» What you are asked to do
Copy out the entries below in full and exactly.

-=-=-=-=-

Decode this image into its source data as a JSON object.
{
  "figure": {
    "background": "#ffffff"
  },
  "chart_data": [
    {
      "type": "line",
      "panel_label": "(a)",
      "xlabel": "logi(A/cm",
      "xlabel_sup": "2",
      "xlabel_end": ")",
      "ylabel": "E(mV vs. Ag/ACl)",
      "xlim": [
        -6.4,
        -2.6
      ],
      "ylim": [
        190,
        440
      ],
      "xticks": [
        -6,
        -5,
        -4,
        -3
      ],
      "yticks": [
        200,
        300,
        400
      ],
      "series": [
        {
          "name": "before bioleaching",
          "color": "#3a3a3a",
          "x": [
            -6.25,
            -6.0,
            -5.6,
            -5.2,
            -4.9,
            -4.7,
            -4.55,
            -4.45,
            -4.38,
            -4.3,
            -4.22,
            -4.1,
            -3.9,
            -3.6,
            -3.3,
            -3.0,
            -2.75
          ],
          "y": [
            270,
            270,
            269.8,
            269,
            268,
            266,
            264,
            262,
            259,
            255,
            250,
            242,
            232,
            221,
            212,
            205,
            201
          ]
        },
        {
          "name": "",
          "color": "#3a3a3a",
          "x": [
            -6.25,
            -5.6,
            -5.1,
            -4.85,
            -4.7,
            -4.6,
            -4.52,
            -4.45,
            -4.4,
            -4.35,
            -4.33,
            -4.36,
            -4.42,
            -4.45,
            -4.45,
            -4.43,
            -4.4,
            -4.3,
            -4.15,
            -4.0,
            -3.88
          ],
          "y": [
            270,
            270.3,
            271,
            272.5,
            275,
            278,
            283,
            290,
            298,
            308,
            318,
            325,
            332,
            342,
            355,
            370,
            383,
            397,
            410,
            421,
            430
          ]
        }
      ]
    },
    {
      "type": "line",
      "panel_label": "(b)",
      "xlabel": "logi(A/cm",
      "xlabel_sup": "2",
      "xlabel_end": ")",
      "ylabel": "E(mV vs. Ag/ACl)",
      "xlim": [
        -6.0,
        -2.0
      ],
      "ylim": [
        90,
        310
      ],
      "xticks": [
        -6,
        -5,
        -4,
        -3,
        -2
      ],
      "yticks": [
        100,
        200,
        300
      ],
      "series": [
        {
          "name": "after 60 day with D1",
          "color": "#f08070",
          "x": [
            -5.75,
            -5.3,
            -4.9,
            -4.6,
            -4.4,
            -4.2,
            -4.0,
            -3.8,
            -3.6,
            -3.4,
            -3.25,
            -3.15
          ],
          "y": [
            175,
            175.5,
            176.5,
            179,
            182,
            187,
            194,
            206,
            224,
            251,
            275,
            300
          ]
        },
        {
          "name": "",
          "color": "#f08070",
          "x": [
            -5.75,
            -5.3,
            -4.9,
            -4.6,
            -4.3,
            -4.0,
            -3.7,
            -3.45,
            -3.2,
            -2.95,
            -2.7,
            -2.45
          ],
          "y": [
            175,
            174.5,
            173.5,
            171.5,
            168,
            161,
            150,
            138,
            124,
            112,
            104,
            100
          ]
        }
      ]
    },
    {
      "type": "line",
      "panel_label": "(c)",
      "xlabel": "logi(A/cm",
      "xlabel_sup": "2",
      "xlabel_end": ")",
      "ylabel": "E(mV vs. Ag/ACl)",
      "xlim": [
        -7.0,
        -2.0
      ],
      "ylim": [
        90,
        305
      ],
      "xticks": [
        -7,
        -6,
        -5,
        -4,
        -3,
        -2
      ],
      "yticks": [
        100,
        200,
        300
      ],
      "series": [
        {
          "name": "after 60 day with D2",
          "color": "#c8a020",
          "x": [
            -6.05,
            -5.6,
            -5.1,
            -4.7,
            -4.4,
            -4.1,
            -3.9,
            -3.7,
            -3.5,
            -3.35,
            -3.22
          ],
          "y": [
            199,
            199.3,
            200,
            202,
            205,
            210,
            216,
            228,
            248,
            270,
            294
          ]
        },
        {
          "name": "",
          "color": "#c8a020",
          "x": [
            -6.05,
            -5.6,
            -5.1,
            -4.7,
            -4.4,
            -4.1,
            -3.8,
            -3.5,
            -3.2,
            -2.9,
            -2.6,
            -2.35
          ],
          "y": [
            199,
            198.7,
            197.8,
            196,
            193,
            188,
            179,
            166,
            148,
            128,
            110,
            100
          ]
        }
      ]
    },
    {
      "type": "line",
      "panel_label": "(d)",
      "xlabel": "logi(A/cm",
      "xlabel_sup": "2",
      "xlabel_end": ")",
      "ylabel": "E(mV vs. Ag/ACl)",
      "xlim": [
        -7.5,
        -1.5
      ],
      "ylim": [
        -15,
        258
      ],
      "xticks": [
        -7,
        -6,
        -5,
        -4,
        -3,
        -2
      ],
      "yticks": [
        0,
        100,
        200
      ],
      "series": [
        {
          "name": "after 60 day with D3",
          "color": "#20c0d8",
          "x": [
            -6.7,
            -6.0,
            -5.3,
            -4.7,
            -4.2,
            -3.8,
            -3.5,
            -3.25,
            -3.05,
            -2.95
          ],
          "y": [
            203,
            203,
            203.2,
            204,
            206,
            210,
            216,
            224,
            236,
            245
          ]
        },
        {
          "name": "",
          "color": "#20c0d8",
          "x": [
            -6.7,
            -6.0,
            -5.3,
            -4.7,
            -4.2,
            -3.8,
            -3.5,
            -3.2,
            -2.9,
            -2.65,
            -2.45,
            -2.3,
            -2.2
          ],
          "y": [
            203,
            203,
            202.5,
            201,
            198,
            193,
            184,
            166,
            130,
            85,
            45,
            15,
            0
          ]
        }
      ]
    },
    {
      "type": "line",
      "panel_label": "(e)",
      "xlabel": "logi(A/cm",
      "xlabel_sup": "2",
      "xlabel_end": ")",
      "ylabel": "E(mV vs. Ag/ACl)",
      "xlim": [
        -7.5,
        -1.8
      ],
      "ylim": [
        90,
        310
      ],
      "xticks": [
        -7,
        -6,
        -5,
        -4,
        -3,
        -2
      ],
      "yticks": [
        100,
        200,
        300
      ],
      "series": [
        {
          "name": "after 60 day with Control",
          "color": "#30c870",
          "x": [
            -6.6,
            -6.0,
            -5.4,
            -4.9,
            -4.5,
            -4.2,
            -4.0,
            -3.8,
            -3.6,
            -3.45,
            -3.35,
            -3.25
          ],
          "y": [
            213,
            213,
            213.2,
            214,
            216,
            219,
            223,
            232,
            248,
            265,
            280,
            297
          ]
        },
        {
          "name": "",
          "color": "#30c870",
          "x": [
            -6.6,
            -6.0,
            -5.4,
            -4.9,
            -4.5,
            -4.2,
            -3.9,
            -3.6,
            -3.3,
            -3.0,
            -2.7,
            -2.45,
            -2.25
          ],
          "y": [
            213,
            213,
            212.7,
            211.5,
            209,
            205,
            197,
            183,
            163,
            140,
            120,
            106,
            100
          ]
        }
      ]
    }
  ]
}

-=-=-=-=-

» Expected answer
Decode this image into its source data as a JSON object.
{
  "figure": {
    "background": "#ffffff"
  },
  "chart_data": [
    {
      "type": "line",
      "panel_label": "(a)",
      "xlabel": "logi(A/cm",
      "xlabel_sup": "2",
      "xlabel_end": ")",
      "ylabel": "E(mV vs. Ag/ACl)",
      "xlim": [
        -6.4,
        -2.6
      ],
      "ylim": [
        190,
        440
      ],
      "xticks": [
        -6,
        -5,
        -4,
        -3
      ],
      "yticks": [
        200,
        300,
        400
      ],
      "series": [
        {
          "name": "before bioleaching",
          "color": "#3a3a3a",
          "x": [
            -6.25,
            -6.0,
            -5.6,
            -5.2,
            -4.9,
            -4.7,
            -4.55,
            -4.45,
            -4.38,
            -4.3,
            -4.22,
            -4.1,
            -3.9,
            -3.6,
            -3.3,
            -3.0,
            -2.75
          ],
          "y": [
            270,
            270,
            269.8,
            269,
            268,
            266,
            264,
            262,
            259,
            255,
            250,
            242,
            232,
            221,
            212,
            205,
            201
          ]
        },
        {
          "name": "",
          "color": "#3a3a3a",
          "x": [
            -6.25,
            -5.6,
            -5.1,
            -4.85,
            -4.7,
            -4.6,
            -4.52,
            -4.45,
            -4.4,
            -4.35,
            -4.33,
            -4.36,
            -4.42,
            -4.45,
            -4.45,
            -4.43,
            -4.4,
            -4.3,
            -4.15,
            -4.0,
            -3.88
          ],
          "y": [
            270,
            270.3,
            271,
            272.5,
            275,
            278,
            283,
            290,
            298,
            308,
            318,
            325,
            332,
            342,
            355,
            370,
            383,
            397,
            410,
            421,
            430
          ]
        }
      ]
    },
    {
      "type": "line",
      "panel_label": "(b)",
      "xlabel": "logi(A/cm",
      "xlabel_sup": "2",
      "xlabel_end": ")",
      "ylabel": "E(mV vs. Ag/ACl)",
      "xlim": [
        -6.0,
        -2.0
      ],
      "ylim": [
        90,
        310
      ],
      "xticks": [
        -6,
        -5,
        -4,
        -3,
        -2
      ],
      "yticks": [
        100,
        200,
        300
      ],
      "series": [
        {
          "name": "after 60 day with D1",
          "color": "#f08070",
          "x": [
            -5.75,
            -5.3,
            -4.9,
            -4.6,
            -4.4,
            -4.2,
            -4.0,
            -3.8,
            -3.6,
            -3.4,
            -3.25,
            -3.15
          ],
          "y": [
            175,
            175.5,
            176.5,
            179,
            182,
            187,
            194,
            206,
            224,
            251,
            275,
            300
          ]
        },
        {
          "name": "",
          "color": "#f08070",
          "x": [
            -5.75,
            -5.3,
            -4.9,
            -4.6,
            -4.3,
            -4.0,
            -3.7,
            -3.45,
            -3.2,
            -2.95,
            -2.7,
            -2.45
          ],
          "y": [
            175,
            174.5,
            173.5,
            171.5,
            168,
            161,
            150,
            138,
            124,
            112,
            104,
            100
          ]
        }
      ]
    },
    {
      "type": "line",
      "panel_label": "(c)",
      "xlabel": "logi(A/cm",
      "xlabel_sup": "2",
      "xlabel_end": ")",
      "ylabel": "E(mV vs. Ag/ACl)",
      "xlim": [
        -7.0,
        -2.0
      ],
      "ylim": [
        90,
        305
      ],
      "xticks": [
        -7,
        -6,
        -5,
        -4,
        -3,
        -2
      ],
      "yticks": [
        100,
        200,
        300
      ],
      "series": [
        {
          "name": "after 60 day with D2",
          "color": "#c8a020",
          "x": [
            -6.05,
            -5.6,
            -5.1,
            -4.7,
            -4.4,
            -4.1,
            -3.9,
            -3.7,
            -3.5,
            -3.35,
            -3.22
          ],
          "y": [
            199,
            199.3,
            200,
            202,
            205,
            210,
            216,
            228,
            248,
            270,
            294
          ]
        },
        {
          "name": "",
          "color": "#c8a020",
          "x": [
            -6.05,
            -5.6,
            -5.1,
            -4.7,
            -4.4,
            -4.1,
            -3.8,
            -3.5,
            -3.2,
            -2.9,
            -2.6,
            -2.35
          ],
          "y": [
            199,
            198.7,
            197.8,
            196,
            193,
            188,
            179,
            166,
            148,
            128,
            110,
            100
          ]
        }
      ]
    },
    {
      "type": "line",
      "panel_label": "(d)",
      "xlabel": "logi(A/cm",
      "xlabel_sup": "2",
      "xlabel_end": ")",
      "ylabel": "E(mV vs. Ag/ACl)",
      "xlim": [
        -7.5,
        -1.5
      ],
      "ylim": [
        -15,
        258
      ],
      "xticks": [
        -7,
        -6,
        -5,
        -4,
        -3,
        -2
      ],
      "yticks": [
        0,
        100,
        200
      ],
      "series": [
        {
          "name": "after 60 day with D3",
          "color": "#20c0d8",
          "x": [
            -6.7,
            -6.0,
            -5.3,
            -4.7,
            -4.2,
            -3.8,
            -3.5,
            -3.25,
            -3.05,
            -2.95
          ],
          "y": [
            203,
            203,
            203.2,
            204,
            206,
            210,
            216,
            224,
            236,
            245
          ]
        },
        {
          "name": "",
          "color": "#20c0d8",
          "x": [
            -6.7,
            -6.0,
            -5.3,
            -4.7,
            -4.2,
            -3.8,
            -3.5,
            -3.2,
            -2.9,
            -2.65,
            -2.45,
            -2.3,
            -2.2
          ],
          "y": [
            203,
            203,
            202.5,
            201,
            198,
            193,
            184,
            166,
            130,
            85,
            45,
            15,
            0
          ]
        }
      ]
    },
    {
      "type": "line",
      "panel_label": "(e)",
      "xlabel": "logi(A/cm",
      "xlabel_sup": "2",
      "xlabel_end": ")",
      "ylabel": "E(mV vs. Ag/ACl)",
      "xlim": [
        -7.5,
        -1.8
      ],
      "ylim": [
        90,
        310
      ],
      "xticks": [
        -7,
        -6,
        -5,
        -4,
        -3,
        -2
      ],
      "yticks": [
        100,
        200,
        300
      ],
      "series": [
        {
          "name": "after 60 day with Control",
          "color": "#30c870",
          "x": [
            -6.6,
            -6.0,
            -5.4,
            -4.9,
            -4.5,
            -4.2,
            -4.0,
            -3.8,
            -3.6,
            -3.45,
            -3.35,
            -3.25
          ],
          "y": [
            213,
            213,
            213.2,
            214,
            216,
            219,
            223,
            232,
            248,
            265,
            280,
            297
          ]
        },
        {
          "name": "",
          "color": "#30c870",
          "x": [
            -6.6,
            -6.0,
            -5.4,
            -4.9,
            -4.5,
            -4.2,
            -3.9,
            -3.6,
            -3.3,
            -3.0,
            -2.7,
            -2.45,
            -2.25
          ],
          "y": [
            213,
            213,
            212.7,
            211.5,
            209,
            205,
            197,
            183,
            163,
            140,
            120,
            106,
            100
          ]
        }
      ]
    }
  ]
}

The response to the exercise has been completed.